Exercise aim: Search the data for the word "lasiaukollisia" and copy every line that contains it.

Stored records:
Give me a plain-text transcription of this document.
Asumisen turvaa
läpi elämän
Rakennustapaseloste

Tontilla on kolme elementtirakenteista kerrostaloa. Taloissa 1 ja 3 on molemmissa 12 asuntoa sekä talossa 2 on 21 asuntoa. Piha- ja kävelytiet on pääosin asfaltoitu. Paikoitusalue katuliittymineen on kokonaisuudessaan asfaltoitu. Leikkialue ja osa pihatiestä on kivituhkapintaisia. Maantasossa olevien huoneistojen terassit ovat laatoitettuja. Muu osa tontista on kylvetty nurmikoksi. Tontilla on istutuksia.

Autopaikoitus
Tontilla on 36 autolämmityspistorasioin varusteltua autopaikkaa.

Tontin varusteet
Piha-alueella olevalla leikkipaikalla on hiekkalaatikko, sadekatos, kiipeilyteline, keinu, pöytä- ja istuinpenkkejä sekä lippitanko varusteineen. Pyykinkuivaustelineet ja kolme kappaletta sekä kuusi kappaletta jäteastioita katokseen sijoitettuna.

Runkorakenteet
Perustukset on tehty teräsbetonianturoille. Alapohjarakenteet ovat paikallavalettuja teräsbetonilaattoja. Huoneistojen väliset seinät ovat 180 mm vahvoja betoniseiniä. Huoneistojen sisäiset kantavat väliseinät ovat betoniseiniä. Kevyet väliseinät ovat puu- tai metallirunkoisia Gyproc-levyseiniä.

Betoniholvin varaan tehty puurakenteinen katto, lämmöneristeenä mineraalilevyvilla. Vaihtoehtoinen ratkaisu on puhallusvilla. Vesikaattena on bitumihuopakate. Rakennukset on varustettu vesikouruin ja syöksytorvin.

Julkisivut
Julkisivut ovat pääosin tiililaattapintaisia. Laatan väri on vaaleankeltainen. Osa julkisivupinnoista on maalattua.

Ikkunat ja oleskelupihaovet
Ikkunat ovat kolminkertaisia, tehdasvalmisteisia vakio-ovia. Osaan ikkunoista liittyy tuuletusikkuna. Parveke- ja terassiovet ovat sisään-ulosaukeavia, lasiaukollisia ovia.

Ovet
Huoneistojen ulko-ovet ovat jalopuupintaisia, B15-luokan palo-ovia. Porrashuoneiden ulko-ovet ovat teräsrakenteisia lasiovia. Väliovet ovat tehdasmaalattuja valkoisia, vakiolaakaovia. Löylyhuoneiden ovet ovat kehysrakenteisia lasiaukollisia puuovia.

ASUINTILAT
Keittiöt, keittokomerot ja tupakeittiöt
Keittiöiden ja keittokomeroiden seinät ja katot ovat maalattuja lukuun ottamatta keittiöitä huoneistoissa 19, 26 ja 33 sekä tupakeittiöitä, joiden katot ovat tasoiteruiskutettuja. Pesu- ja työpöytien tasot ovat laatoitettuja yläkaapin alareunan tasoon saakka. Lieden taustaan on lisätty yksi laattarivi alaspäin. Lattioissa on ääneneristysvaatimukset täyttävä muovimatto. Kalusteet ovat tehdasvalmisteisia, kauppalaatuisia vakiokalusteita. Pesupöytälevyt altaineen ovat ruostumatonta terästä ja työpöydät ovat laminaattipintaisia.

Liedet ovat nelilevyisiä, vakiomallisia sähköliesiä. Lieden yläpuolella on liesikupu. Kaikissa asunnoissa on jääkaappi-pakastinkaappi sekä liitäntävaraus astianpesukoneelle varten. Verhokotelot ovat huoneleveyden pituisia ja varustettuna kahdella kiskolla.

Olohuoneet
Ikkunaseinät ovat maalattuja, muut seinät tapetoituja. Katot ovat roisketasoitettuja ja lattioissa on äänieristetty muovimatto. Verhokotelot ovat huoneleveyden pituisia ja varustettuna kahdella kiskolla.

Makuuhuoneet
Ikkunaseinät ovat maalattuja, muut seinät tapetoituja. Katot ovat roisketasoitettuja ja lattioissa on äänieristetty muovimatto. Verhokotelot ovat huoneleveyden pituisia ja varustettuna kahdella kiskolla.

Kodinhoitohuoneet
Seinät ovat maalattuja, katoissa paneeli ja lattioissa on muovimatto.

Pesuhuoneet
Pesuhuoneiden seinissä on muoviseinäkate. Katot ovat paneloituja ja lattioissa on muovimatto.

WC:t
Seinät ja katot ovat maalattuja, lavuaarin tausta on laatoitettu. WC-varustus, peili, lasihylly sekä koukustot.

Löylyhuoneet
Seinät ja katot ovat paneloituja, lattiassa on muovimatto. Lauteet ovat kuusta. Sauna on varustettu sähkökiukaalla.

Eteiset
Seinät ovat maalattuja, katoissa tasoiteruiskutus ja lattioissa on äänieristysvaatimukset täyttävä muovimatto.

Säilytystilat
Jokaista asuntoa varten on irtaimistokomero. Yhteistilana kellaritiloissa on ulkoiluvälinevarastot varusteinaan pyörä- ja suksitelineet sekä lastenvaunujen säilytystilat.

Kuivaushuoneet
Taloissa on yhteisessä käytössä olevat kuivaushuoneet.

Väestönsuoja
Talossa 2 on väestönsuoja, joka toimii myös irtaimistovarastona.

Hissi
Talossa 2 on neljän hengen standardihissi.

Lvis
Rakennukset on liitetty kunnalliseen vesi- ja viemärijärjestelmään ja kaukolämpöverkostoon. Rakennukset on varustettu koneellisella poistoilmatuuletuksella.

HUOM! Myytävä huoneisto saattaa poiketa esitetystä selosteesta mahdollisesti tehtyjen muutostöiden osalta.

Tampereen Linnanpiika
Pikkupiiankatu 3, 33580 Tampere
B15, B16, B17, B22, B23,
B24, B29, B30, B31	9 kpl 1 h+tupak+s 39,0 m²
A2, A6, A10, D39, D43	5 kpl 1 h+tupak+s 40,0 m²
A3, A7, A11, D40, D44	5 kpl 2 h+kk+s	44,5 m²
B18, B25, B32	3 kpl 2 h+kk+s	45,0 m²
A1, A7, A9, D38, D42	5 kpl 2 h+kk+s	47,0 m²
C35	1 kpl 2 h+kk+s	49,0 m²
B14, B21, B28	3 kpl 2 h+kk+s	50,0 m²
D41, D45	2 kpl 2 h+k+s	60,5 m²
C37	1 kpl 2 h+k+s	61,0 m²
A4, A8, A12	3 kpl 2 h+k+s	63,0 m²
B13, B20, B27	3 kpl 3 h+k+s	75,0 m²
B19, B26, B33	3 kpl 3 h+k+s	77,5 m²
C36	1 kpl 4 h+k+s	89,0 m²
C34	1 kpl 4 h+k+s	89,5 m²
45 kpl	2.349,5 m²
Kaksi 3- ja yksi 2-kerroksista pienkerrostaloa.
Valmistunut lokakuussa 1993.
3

Solution for this exercise:
Ikkunat ovat kolminkertaisia, tehdasvalmisteisia vakio-ovia. Osaan ikkunoista liittyy tuuletusikkuna. Parveke- ja terassiovet ovat sisään-ulosaukeavia, lasiaukollisia ovia.
Huoneistojen ulko-ovet ovat jalopuupintaisia, B15-luokan palo-ovia. Porrashuoneiden ulko-ovet ovat teräsrakenteisia lasiovia. Väliovet ovat tehdasmaalattuja valkoisia, vakiolaakaovia. Löylyhuoneiden ovet ovat kehysrakenteisia lasiaukollisia puuovia.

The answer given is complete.